*Provided information*.
>>>

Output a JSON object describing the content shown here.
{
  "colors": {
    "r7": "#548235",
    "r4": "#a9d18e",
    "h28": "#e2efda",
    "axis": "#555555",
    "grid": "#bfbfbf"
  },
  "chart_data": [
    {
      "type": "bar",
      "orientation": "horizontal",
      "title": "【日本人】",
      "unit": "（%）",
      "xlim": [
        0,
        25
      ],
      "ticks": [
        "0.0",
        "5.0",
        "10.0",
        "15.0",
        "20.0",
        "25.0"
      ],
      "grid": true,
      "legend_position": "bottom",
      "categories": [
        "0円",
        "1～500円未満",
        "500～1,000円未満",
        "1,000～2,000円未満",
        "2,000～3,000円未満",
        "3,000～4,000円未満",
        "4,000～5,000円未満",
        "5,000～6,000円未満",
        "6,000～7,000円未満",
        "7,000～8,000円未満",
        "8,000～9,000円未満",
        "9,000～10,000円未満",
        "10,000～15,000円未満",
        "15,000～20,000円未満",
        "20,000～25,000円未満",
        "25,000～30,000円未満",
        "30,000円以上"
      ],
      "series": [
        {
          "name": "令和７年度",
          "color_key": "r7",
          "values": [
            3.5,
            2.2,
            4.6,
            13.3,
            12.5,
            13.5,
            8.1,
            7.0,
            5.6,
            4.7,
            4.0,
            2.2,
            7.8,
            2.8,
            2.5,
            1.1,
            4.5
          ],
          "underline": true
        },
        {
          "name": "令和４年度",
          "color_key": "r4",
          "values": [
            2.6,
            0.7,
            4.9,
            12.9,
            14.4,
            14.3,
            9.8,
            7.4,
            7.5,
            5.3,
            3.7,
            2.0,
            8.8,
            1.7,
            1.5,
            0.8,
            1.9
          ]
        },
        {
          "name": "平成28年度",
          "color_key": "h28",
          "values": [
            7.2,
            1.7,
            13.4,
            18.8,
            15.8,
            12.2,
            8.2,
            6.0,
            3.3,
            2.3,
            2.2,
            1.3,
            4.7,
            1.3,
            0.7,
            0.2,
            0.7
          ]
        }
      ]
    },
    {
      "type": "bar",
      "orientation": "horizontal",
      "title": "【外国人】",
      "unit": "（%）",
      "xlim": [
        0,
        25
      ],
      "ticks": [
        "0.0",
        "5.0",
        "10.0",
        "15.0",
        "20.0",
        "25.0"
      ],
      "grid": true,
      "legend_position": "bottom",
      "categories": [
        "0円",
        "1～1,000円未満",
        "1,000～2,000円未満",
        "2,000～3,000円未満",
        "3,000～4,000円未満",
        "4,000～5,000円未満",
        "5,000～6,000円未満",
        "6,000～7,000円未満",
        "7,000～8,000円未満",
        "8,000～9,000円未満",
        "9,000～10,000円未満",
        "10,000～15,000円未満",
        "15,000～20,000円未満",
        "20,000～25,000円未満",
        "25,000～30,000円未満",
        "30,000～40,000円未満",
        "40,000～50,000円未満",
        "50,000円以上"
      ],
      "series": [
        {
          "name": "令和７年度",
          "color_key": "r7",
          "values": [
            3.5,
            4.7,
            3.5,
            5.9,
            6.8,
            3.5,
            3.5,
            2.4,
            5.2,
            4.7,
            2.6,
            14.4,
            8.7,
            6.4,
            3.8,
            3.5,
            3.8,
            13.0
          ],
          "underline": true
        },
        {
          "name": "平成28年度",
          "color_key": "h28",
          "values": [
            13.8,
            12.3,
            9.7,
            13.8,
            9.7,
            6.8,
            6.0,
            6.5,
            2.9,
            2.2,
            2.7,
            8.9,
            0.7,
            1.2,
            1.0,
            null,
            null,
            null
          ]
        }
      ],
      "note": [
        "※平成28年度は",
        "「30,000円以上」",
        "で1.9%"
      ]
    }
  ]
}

<<<
>>>

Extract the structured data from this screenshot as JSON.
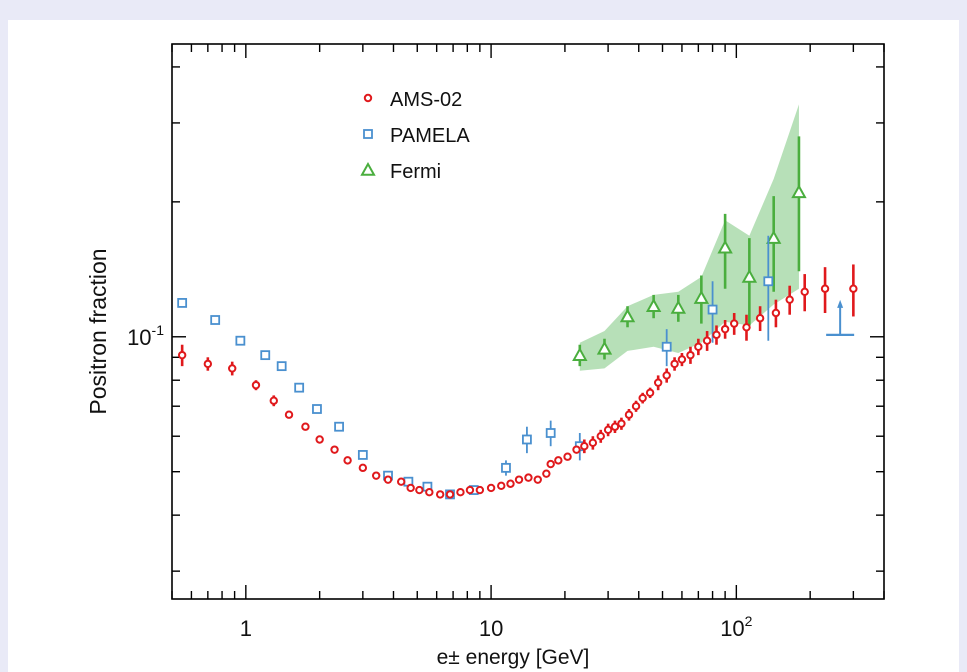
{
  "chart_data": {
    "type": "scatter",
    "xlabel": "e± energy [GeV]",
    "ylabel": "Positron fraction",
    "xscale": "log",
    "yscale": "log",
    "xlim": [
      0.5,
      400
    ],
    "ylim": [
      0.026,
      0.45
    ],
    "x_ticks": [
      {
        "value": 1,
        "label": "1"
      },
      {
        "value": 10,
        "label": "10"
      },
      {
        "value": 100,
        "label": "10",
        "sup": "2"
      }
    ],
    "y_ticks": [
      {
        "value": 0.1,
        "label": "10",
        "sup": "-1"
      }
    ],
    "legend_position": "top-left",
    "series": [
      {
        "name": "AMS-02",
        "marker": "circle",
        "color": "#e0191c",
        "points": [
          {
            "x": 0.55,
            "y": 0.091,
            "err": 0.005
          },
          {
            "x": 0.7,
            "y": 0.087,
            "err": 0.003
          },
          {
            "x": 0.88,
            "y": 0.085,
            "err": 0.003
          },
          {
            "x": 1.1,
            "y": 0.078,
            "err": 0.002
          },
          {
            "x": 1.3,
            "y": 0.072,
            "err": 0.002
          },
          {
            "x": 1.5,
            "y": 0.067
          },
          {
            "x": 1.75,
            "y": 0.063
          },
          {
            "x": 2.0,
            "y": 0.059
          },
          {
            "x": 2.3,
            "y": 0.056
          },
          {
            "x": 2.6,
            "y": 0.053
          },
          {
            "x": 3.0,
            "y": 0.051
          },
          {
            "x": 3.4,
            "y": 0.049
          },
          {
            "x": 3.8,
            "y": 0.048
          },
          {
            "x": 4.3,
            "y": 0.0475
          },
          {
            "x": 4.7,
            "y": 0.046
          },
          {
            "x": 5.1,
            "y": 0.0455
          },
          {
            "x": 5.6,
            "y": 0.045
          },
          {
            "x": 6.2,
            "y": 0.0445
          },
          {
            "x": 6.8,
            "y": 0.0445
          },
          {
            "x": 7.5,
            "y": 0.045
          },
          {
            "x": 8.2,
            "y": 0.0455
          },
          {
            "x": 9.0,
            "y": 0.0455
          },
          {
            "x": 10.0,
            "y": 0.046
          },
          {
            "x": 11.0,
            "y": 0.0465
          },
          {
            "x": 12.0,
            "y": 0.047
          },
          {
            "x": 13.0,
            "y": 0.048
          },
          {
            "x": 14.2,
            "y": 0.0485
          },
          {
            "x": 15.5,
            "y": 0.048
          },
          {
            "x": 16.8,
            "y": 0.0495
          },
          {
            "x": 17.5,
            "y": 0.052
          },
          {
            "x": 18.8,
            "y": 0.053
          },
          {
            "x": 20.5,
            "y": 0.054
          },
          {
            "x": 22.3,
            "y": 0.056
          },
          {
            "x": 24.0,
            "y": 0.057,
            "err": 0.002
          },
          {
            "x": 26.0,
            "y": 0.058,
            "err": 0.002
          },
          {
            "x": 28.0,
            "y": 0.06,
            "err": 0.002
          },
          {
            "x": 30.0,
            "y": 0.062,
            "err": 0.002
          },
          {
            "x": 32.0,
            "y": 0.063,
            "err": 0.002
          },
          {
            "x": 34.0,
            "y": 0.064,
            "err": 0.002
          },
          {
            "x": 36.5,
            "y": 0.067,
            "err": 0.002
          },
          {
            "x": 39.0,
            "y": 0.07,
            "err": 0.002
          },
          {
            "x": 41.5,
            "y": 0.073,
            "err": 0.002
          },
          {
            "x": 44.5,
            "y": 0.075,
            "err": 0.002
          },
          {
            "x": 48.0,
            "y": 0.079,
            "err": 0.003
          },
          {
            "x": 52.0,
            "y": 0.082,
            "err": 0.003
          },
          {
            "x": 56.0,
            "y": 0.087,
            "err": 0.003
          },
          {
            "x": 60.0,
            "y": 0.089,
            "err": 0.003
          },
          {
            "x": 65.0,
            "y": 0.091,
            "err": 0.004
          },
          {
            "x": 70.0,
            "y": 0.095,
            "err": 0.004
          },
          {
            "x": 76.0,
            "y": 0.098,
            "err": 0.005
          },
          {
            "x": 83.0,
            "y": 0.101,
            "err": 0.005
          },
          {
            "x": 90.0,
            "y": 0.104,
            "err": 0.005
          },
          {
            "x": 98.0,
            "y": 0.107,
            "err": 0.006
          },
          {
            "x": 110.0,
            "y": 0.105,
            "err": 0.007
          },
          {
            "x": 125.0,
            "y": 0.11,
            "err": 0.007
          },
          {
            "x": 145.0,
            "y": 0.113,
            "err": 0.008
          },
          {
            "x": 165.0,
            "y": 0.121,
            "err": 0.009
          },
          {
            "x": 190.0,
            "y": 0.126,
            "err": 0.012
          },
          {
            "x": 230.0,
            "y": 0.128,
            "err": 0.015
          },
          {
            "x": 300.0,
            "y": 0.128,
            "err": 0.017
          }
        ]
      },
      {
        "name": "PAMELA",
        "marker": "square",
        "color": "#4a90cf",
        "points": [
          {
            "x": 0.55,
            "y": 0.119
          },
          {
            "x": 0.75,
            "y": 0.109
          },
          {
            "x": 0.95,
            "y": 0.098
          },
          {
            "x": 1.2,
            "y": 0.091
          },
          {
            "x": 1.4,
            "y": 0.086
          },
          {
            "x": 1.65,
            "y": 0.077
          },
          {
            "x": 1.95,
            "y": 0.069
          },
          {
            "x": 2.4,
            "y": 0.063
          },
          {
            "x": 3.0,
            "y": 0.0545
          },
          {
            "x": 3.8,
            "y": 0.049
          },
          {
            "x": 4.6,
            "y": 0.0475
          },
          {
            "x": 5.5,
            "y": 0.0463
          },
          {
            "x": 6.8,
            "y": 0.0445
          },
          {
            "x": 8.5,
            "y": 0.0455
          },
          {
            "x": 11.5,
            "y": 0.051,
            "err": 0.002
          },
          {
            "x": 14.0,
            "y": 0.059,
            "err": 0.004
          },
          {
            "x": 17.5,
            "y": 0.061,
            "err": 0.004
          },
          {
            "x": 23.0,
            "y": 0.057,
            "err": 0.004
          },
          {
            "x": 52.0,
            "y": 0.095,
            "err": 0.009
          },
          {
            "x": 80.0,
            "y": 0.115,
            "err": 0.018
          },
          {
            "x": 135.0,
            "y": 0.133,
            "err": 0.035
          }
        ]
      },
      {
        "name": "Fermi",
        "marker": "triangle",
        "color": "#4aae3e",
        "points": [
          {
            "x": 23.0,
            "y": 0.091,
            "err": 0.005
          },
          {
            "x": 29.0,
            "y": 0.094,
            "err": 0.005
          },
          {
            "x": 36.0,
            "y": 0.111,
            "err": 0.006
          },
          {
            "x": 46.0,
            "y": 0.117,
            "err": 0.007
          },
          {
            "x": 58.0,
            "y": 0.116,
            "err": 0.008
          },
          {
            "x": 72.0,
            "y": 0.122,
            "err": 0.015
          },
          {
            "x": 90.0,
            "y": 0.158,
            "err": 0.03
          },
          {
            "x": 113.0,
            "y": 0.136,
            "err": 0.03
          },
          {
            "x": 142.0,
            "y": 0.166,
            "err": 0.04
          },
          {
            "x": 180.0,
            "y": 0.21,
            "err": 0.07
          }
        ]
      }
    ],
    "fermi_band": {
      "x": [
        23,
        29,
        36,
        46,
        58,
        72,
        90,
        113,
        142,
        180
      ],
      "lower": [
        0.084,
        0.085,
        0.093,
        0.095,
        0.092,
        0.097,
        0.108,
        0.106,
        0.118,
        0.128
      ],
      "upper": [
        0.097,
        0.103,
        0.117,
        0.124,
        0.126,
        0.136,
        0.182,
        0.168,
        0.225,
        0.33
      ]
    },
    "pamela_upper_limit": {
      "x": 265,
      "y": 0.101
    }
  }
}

<<<
>>>

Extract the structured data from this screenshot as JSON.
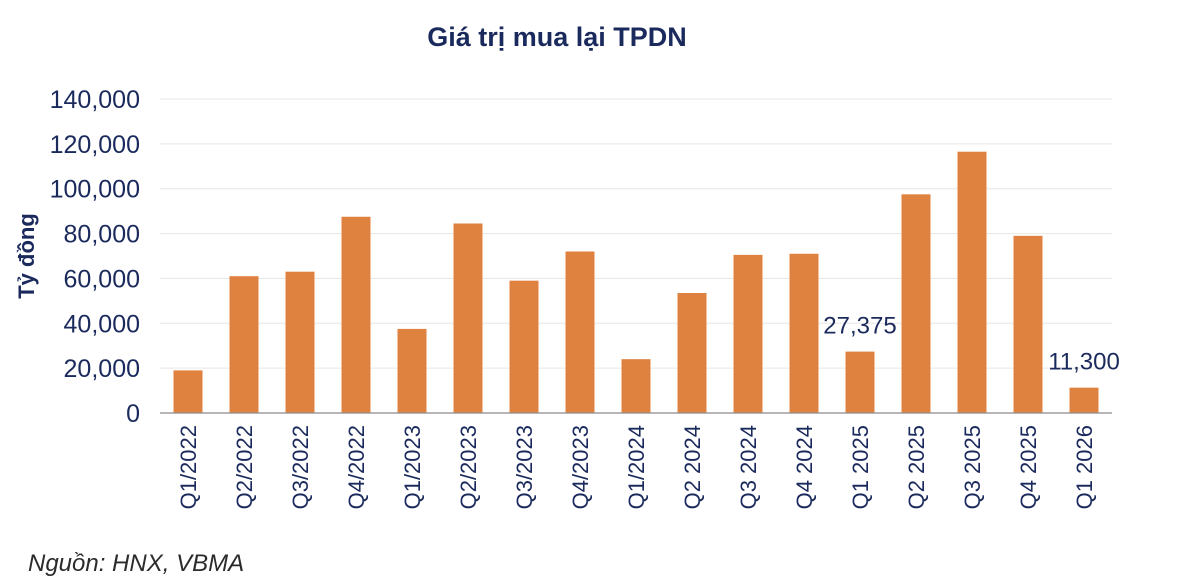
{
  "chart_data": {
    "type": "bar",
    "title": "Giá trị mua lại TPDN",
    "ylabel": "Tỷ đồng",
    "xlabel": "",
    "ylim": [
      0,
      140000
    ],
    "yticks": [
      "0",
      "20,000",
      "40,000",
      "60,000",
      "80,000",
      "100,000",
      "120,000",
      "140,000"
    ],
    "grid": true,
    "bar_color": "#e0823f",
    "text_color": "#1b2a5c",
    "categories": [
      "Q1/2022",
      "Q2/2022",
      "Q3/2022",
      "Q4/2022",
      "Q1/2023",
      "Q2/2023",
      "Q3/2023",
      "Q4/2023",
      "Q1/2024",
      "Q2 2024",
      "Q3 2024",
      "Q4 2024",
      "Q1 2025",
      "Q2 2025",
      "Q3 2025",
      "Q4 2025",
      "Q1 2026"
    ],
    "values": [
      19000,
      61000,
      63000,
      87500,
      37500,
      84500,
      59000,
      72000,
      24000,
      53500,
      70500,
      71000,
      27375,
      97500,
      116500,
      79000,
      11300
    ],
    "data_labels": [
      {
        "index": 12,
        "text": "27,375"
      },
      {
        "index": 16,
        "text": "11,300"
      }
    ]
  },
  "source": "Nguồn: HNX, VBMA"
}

<<<

*Instruction*.
Report each line in the preceding entries that holds the string "type".

*Output below*.
      "type": "bar",
      "type": "bar",
    "type": "scatter",
    "type": "bar",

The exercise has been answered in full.